**Short exercise**
Repeat the data word for word. Do not include the pictures.

━━━━━━

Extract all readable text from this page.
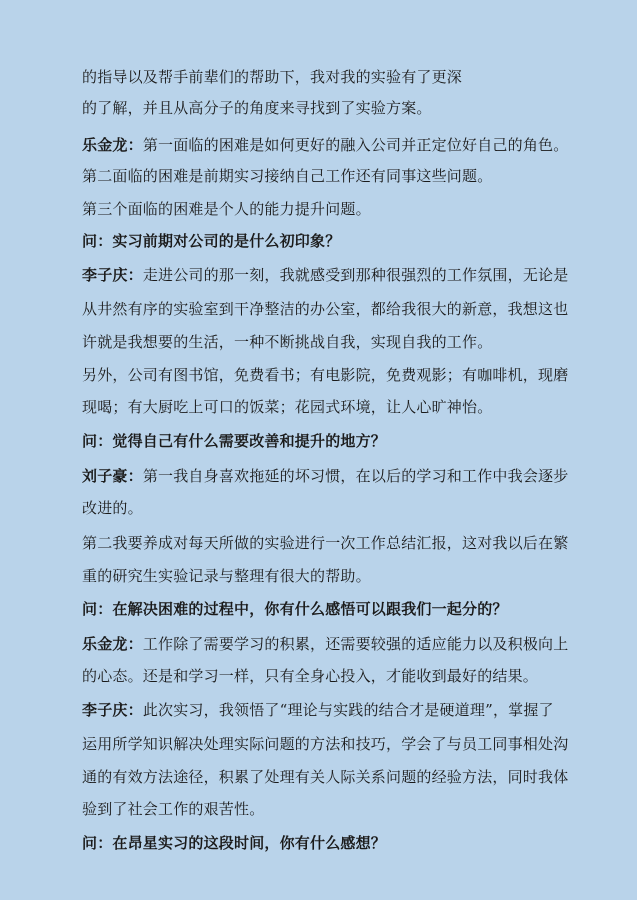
的指导以及帮手前辈们的帮助下，我对我的实验有了更深
的了解，并且从高分子的角度来寻找到了实验方案。
乐金龙：第一面临的困难是如何更好的融入公司并正定位好自己的角色。
第二面临的困难是前期实习接纳自己工作还有同事这些问题。
第三个面临的困难是个人的能力提升问题。
问：实习前期对公司的是什么初印象？
李子庆：走进公司的那一刻，我就感受到那种很强烈的工作氛围，无论是
从井然有序的实验室到干净整洁的办公室，都给我很大的新意，我想这也
许就是我想要的生活，一种不断挑战自我，实现自我的工作。
另外，公司有图书馆，免费看书；有电影院，免费观影；有咖啡机，现磨
现喝；有大厨吃上可口的饭菜；花园式环境，让人心旷神怡。
问：觉得自己有什么需要改善和提升的地方？
刘子豪：第一我自身喜欢拖延的坏习惯，在以后的学习和工作中我会逐步
改进的。
第二我要养成对每天所做的实验进行一次工作总结汇报，这对我以后在繁
重的研究生实验记录与整理有很大的帮助。
问：在解决困难的过程中，你有什么感悟可以跟我们一起分的？
乐金龙：工作除了需要学习的积累，还需要较强的适应能力以及积极向上
的心态。还是和学习一样，只有全身心投入，才能收到最好的结果。
李子庆：此次实习，我领悟了“理论与实践的结合才是硬道理”，掌握了
运用所学知识解决处理实际问题的方法和技巧，学会了与员工同事相处沟
通的有效方法途径，积累了处理有关人际关系问题的经验方法，同时我体
验到了社会工作的艰苦性。
问：在昂星实习的这段时间，你有什么感想？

━━━━━━

**Solved problem**
Extract all readable text from this page.
的指导以及帮手前辈们的帮助下，我对我的实验有了更深
的了解，并且从高分子的角度来寻找到了实验方案。
乐金龙：第一面临的困难是如何更好的融入公司并正定位好自己的角色。
第二面临的困难是前期实习接纳自己工作还有同事这些问题。
第三个面临的困难是个人的能力提升问题。
问：实习前期对公司的是什么初印象？
李子庆：走进公司的那一刻，我就感受到那种很强烈的工作氛围，无论是
从井然有序的实验室到干净整洁的办公室，都给我很大的新意，我想这也
许就是我想要的生活，一种不断挑战自我，实现自我的工作。
另外，公司有图书馆，免费看书；有电影院，免费观影；有咖啡机，现磨
现喝；有大厨吃上可口的饭菜；花园式环境，让人心旷神怡。
问：觉得自己有什么需要改善和提升的地方？
刘子豪：第一我自身喜欢拖延的坏习惯，在以后的学习和工作中我会逐步
改进的。
第二我要养成对每天所做的实验进行一次工作总结汇报，这对我以后在繁
重的研究生实验记录与整理有很大的帮助。
问：在解决困难的过程中，你有什么感悟可以跟我们一起分的？
乐金龙：工作除了需要学习的积累，还需要较强的适应能力以及积极向上
的心态。还是和学习一样，只有全身心投入，才能收到最好的结果。
李子庆：此次实习，我领悟了“理论与实践的结合才是硬道理”，掌握了
运用所学知识解决处理实际问题的方法和技巧，学会了与员工同事相处沟
通的有效方法途径，积累了处理有关人际关系问题的经验方法，同时我体
验到了社会工作的艰苦性。
问：在昂星实习的这段时间，你有什么感想？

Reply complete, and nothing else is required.